● WORK TO COMPLETE
Take each line that has the word "ylabel" and return it.

● ENTRIES
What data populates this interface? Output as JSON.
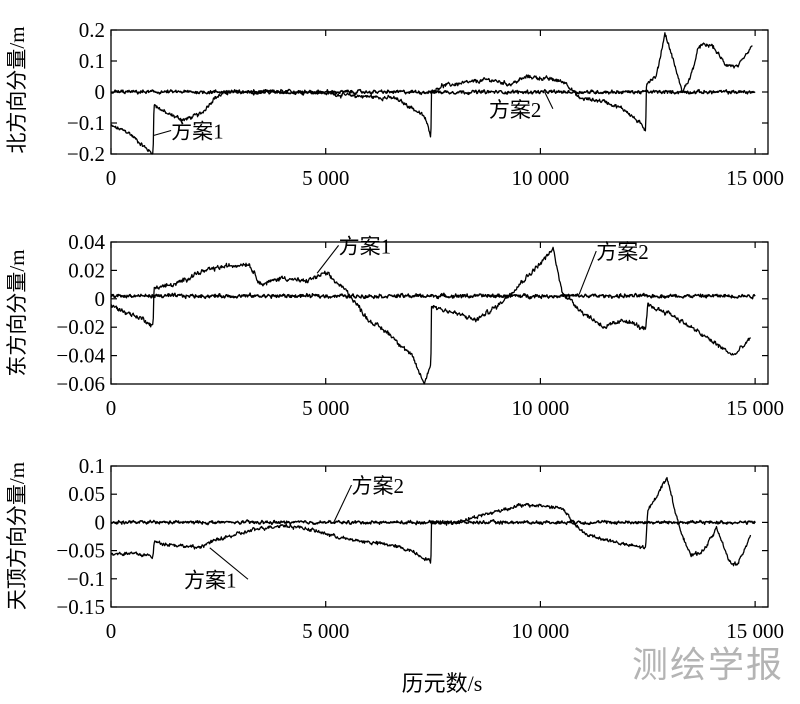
{
  "figure": {
    "x_label": "历元数/s",
    "watermark": "测绘学报"
  },
  "chart_data": [
    {
      "type": "line",
      "ylabel": "北方向分量/m",
      "xlim": [
        0,
        15300
      ],
      "ylim": [
        -0.2,
        0.2
      ],
      "x_ticks": [
        0,
        5000,
        10000,
        15000
      ],
      "x_tick_labels": [
        "0",
        "5 000",
        "10 000",
        "15 000"
      ],
      "y_ticks": [
        0.2,
        0.1,
        0,
        -0.1,
        -0.2
      ],
      "y_tick_labels": [
        "0.2",
        "0.1",
        "0",
        "−0.1",
        "−0.2"
      ],
      "grid": false,
      "annotations": [
        {
          "text": "方案1",
          "x": 1400,
          "y": -0.15,
          "arrow_to": [
            1000,
            -0.14
          ]
        },
        {
          "text": "方案2",
          "x": 8800,
          "y": -0.08,
          "arrow_to": [
            10100,
            0.0
          ]
        }
      ],
      "series": [
        {
          "name": "方案1",
          "noise": 0.006,
          "values": [
            [
              0,
              -0.11
            ],
            [
              400,
              -0.13
            ],
            [
              800,
              -0.18
            ],
            [
              980,
              -0.2
            ],
            [
              1000,
              -0.04
            ],
            [
              1300,
              -0.07
            ],
            [
              1700,
              -0.09
            ],
            [
              2100,
              -0.07
            ],
            [
              2400,
              -0.02
            ],
            [
              2700,
              0.0
            ],
            [
              3200,
              0.0
            ],
            [
              3600,
              0.0
            ],
            [
              4200,
              0.0
            ],
            [
              4800,
              0.0
            ],
            [
              5400,
              -0.01
            ],
            [
              6000,
              -0.015
            ],
            [
              6600,
              -0.02
            ],
            [
              7000,
              -0.05
            ],
            [
              7300,
              -0.08
            ],
            [
              7450,
              -0.14
            ],
            [
              7460,
              0.0
            ],
            [
              7700,
              0.02
            ],
            [
              8300,
              0.03
            ],
            [
              8800,
              0.04
            ],
            [
              9300,
              0.025
            ],
            [
              9700,
              0.05
            ],
            [
              10300,
              0.04
            ],
            [
              10600,
              0.03
            ],
            [
              10900,
              -0.02
            ],
            [
              11500,
              -0.03
            ],
            [
              12000,
              -0.06
            ],
            [
              12450,
              -0.12
            ],
            [
              12470,
              0.03
            ],
            [
              12700,
              0.05
            ],
            [
              12900,
              0.19
            ],
            [
              13100,
              0.1
            ],
            [
              13300,
              0.0
            ],
            [
              13500,
              0.05
            ],
            [
              13700,
              0.15
            ],
            [
              14000,
              0.15
            ],
            [
              14300,
              0.09
            ],
            [
              14600,
              0.08
            ],
            [
              14950,
              0.15
            ]
          ]
        },
        {
          "name": "方案2",
          "noise": 0.005,
          "values": [
            [
              0,
              0
            ],
            [
              15000,
              0
            ]
          ]
        }
      ]
    },
    {
      "type": "line",
      "ylabel": "东方向分量/m",
      "xlim": [
        0,
        15300
      ],
      "ylim": [
        -0.06,
        0.04
      ],
      "x_ticks": [
        0,
        5000,
        10000,
        15000
      ],
      "x_tick_labels": [
        "0",
        "5 000",
        "10 000",
        "15 000"
      ],
      "y_ticks": [
        0.04,
        0.02,
        0,
        -0.02,
        -0.04,
        -0.06
      ],
      "y_tick_labels": [
        "0.04",
        "0.02",
        "0",
        "−0.02",
        "−0.04",
        "−0.06"
      ],
      "grid": false,
      "annotations": [
        {
          "text": "方案1",
          "x": 5300,
          "y": 0.032,
          "arrow_to": [
            4800,
            0.018
          ]
        },
        {
          "text": "方案2",
          "x": 11300,
          "y": 0.028,
          "arrow_to": [
            10900,
            0.003
          ]
        }
      ],
      "series": [
        {
          "name": "方案1",
          "noise": 0.0015,
          "values": [
            [
              0,
              -0.005
            ],
            [
              400,
              -0.01
            ],
            [
              800,
              -0.015
            ],
            [
              980,
              -0.02
            ],
            [
              1000,
              0.008
            ],
            [
              1500,
              0.01
            ],
            [
              2000,
              0.018
            ],
            [
              2500,
              0.022
            ],
            [
              3200,
              0.025
            ],
            [
              3500,
              0.01
            ],
            [
              4000,
              0.015
            ],
            [
              4500,
              0.012
            ],
            [
              5000,
              0.018
            ],
            [
              5500,
              0.005
            ],
            [
              6000,
              -0.015
            ],
            [
              6500,
              -0.025
            ],
            [
              7000,
              -0.04
            ],
            [
              7300,
              -0.06
            ],
            [
              7450,
              -0.045
            ],
            [
              7460,
              -0.005
            ],
            [
              8000,
              -0.01
            ],
            [
              8500,
              -0.015
            ],
            [
              9000,
              -0.005
            ],
            [
              9500,
              0.01
            ],
            [
              10000,
              0.025
            ],
            [
              10300,
              0.035
            ],
            [
              10500,
              0.005
            ],
            [
              11000,
              -0.01
            ],
            [
              11500,
              -0.02
            ],
            [
              12000,
              -0.015
            ],
            [
              12450,
              -0.022
            ],
            [
              12500,
              -0.005
            ],
            [
              13000,
              -0.01
            ],
            [
              13500,
              -0.02
            ],
            [
              14000,
              -0.03
            ],
            [
              14500,
              -0.04
            ],
            [
              14900,
              -0.028
            ]
          ]
        },
        {
          "name": "方案2",
          "noise": 0.0012,
          "values": [
            [
              0,
              0.002
            ],
            [
              15000,
              0.002
            ]
          ]
        }
      ]
    },
    {
      "type": "line",
      "ylabel": "天顶方向分量/m",
      "xlim": [
        0,
        15300
      ],
      "ylim": [
        -0.15,
        0.1
      ],
      "x_ticks": [
        0,
        5000,
        10000,
        15000
      ],
      "x_tick_labels": [
        "0",
        "5 000",
        "10 000",
        "15 000"
      ],
      "y_ticks": [
        0.1,
        0.05,
        0,
        -0.05,
        -0.1,
        -0.15
      ],
      "y_tick_labels": [
        "0.1",
        "0.05",
        "0",
        "−0.05",
        "−0.1",
        "−0.15"
      ],
      "grid": false,
      "annotations": [
        {
          "text": "方案1",
          "x": 1700,
          "y": -0.115,
          "arrow_to": [
            2300,
            -0.045
          ]
        },
        {
          "text": "方案2",
          "x": 5600,
          "y": 0.052,
          "arrow_to": [
            5200,
            0.002
          ]
        }
      ],
      "series": [
        {
          "name": "方案1",
          "noise": 0.003,
          "values": [
            [
              0,
              -0.055
            ],
            [
              500,
              -0.055
            ],
            [
              980,
              -0.06
            ],
            [
              1000,
              -0.035
            ],
            [
              1500,
              -0.04
            ],
            [
              2000,
              -0.045
            ],
            [
              2500,
              -0.03
            ],
            [
              3000,
              -0.02
            ],
            [
              3500,
              -0.01
            ],
            [
              4000,
              -0.005
            ],
            [
              4500,
              -0.01
            ],
            [
              5000,
              -0.02
            ],
            [
              5500,
              -0.03
            ],
            [
              6000,
              -0.035
            ],
            [
              6500,
              -0.04
            ],
            [
              7000,
              -0.05
            ],
            [
              7450,
              -0.07
            ],
            [
              7460,
              0.0
            ],
            [
              8000,
              0.0
            ],
            [
              8500,
              0.01
            ],
            [
              9000,
              0.02
            ],
            [
              9500,
              0.03
            ],
            [
              10000,
              0.03
            ],
            [
              10500,
              0.025
            ],
            [
              11000,
              -0.02
            ],
            [
              11500,
              -0.03
            ],
            [
              12000,
              -0.04
            ],
            [
              12450,
              -0.045
            ],
            [
              12500,
              0.02
            ],
            [
              12800,
              0.06
            ],
            [
              12950,
              0.08
            ],
            [
              13200,
              0.0
            ],
            [
              13500,
              -0.06
            ],
            [
              13800,
              -0.05
            ],
            [
              14100,
              -0.01
            ],
            [
              14400,
              -0.07
            ],
            [
              14600,
              -0.075
            ],
            [
              14900,
              -0.02
            ]
          ]
        },
        {
          "name": "方案2",
          "noise": 0.0025,
          "values": [
            [
              0,
              0
            ],
            [
              15000,
              0
            ]
          ]
        }
      ]
    }
  ]
}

● SOLUTION TO THE EXERCISE
      "ylabel": "北方向分量/m",
      "ylabel": "东方向分量/m",
      "ylabel": "天顶方向分量/m",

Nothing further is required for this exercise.